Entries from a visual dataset

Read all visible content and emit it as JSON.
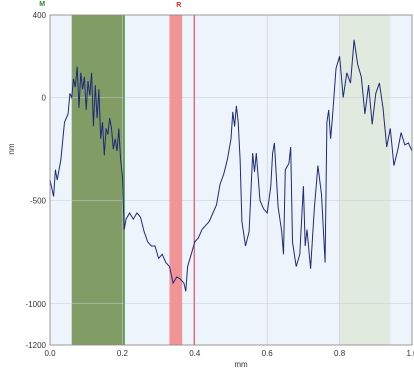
{
  "chart_data": {
    "type": "line",
    "xlabel": "mm",
    "ylabel": "nm",
    "xlim": [
      0.0,
      1.0
    ],
    "ylim": [
      -1200,
      400
    ],
    "x_ticks": [
      "0.0",
      "0.2",
      "0.4",
      "0.6",
      "0.8",
      "1.0"
    ],
    "y_ticks": [
      "400",
      "0",
      "-500",
      "-1000",
      "-1200"
    ],
    "grid": true,
    "colors": {
      "line": "#1f2a7a",
      "plot_background": "#eef4fb",
      "grid": "#c8ccd2",
      "region_dark": "#6f8c4a",
      "region_light": "#dfe9da",
      "marker_band": "#f28a8a",
      "marker_m": "#2e8b2e",
      "marker_r": "#e02020"
    },
    "regions": [
      {
        "kind": "dark",
        "x_start": 0.06,
        "x_end": 0.205
      },
      {
        "kind": "light",
        "x_start": 0.8,
        "x_end": 0.94
      }
    ],
    "markers": [
      {
        "label": "M",
        "x": 0.205,
        "kind": "line"
      },
      {
        "label": "R",
        "x_start": 0.33,
        "x_end": 0.365,
        "kind": "band"
      }
    ],
    "series": [
      {
        "x": [
          0.0,
          0.01,
          0.015,
          0.02,
          0.03,
          0.04,
          0.05,
          0.055,
          0.06,
          0.065,
          0.07,
          0.075,
          0.08,
          0.085,
          0.09,
          0.095,
          0.1,
          0.105,
          0.11,
          0.115,
          0.12,
          0.125,
          0.13,
          0.135,
          0.14,
          0.145,
          0.15,
          0.155,
          0.16,
          0.165,
          0.17,
          0.175,
          0.18,
          0.185,
          0.19,
          0.195,
          0.2,
          0.205,
          0.21,
          0.22,
          0.23,
          0.24,
          0.25,
          0.26,
          0.27,
          0.28,
          0.29,
          0.3,
          0.31,
          0.32,
          0.33,
          0.34,
          0.35,
          0.36,
          0.37,
          0.375,
          0.38,
          0.39,
          0.4,
          0.41,
          0.42,
          0.43,
          0.44,
          0.45,
          0.46,
          0.47,
          0.48,
          0.49,
          0.5,
          0.505,
          0.51,
          0.515,
          0.52,
          0.525,
          0.53,
          0.54,
          0.55,
          0.56,
          0.565,
          0.57,
          0.58,
          0.59,
          0.6,
          0.61,
          0.615,
          0.62,
          0.63,
          0.64,
          0.645,
          0.65,
          0.66,
          0.665,
          0.67,
          0.68,
          0.69,
          0.7,
          0.705,
          0.71,
          0.72,
          0.73,
          0.74,
          0.75,
          0.76,
          0.765,
          0.77,
          0.775,
          0.78,
          0.79,
          0.8,
          0.81,
          0.82,
          0.83,
          0.84,
          0.85,
          0.86,
          0.87,
          0.88,
          0.89,
          0.9,
          0.91,
          0.92,
          0.93,
          0.94,
          0.95,
          0.96,
          0.97,
          0.98,
          0.99,
          1.0
        ],
        "y": [
          -400,
          -480,
          -350,
          -400,
          -300,
          -120,
          -80,
          20,
          0,
          90,
          50,
          150,
          -50,
          120,
          40,
          100,
          -60,
          80,
          10,
          120,
          -140,
          60,
          -100,
          40,
          -200,
          -120,
          -280,
          -150,
          -180,
          -100,
          -150,
          -250,
          -200,
          -260,
          -150,
          -300,
          -380,
          -640,
          -590,
          -560,
          -590,
          -560,
          -580,
          -650,
          -700,
          -720,
          -720,
          -780,
          -760,
          -800,
          -820,
          -900,
          -870,
          -880,
          -900,
          -940,
          -820,
          -760,
          -700,
          -680,
          -640,
          -620,
          -600,
          -560,
          -520,
          -420,
          -370,
          -300,
          -200,
          -70,
          -140,
          -40,
          -120,
          -300,
          -600,
          -720,
          -650,
          -270,
          -360,
          -270,
          -500,
          -540,
          -560,
          -430,
          -270,
          -220,
          -530,
          -650,
          -760,
          -350,
          -320,
          -240,
          -700,
          -820,
          -760,
          -430,
          -720,
          -640,
          -830,
          -540,
          -330,
          -470,
          -800,
          -120,
          -60,
          -200,
          -100,
          140,
          200,
          0,
          120,
          70,
          280,
          160,
          100,
          -80,
          60,
          -130,
          20,
          70,
          -50,
          -240,
          -150,
          -330,
          -260,
          -170,
          -230,
          -220,
          -260
        ]
      }
    ]
  }
}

## [SHORT EXERCISE]
Find the word "kind" and list each line it appears in.

## [REPLY]
        "kind": "dark",
        "kind": "light",
        "kind": "line"
        "kind": "band"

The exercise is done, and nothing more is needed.